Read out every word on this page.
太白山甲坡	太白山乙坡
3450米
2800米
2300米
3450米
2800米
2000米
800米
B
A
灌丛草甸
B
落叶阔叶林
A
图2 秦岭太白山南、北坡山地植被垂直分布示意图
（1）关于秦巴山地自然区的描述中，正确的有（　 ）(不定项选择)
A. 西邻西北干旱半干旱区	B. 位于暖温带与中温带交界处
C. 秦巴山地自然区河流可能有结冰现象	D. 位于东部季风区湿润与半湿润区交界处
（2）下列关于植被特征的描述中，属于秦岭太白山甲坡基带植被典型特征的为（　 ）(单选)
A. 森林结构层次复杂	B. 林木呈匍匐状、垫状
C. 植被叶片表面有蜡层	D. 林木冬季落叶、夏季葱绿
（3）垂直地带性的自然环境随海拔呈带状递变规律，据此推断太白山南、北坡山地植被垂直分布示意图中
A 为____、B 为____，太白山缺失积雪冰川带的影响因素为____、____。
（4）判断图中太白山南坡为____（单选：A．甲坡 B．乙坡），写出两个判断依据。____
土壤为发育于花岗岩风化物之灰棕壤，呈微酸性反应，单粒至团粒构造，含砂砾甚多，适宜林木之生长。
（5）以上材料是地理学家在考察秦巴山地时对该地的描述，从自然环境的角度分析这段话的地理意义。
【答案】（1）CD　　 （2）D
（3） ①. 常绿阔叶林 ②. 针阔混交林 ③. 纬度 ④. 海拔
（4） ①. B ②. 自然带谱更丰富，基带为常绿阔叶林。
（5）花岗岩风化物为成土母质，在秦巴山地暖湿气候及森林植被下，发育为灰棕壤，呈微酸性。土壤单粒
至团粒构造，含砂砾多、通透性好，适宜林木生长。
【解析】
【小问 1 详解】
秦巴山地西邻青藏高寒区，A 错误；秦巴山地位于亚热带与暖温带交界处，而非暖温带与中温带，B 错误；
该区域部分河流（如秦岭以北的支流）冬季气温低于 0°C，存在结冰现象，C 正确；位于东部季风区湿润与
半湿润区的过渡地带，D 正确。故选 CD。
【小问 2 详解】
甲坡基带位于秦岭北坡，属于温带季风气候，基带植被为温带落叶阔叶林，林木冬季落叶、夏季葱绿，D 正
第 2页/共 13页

-*-*-

STATED PROBLEM: Pull out every line in the material above where "夏季葱绿" occurs.

EXPECTED OUTPUT:
C. 植被叶片表面有蜡层	D. 林木冬季落叶、夏季葱绿
甲坡基带位于秦岭北坡，属于温带季风气候，基带植被为温带落叶阔叶林，林木冬季落叶、夏季葱绿，D 正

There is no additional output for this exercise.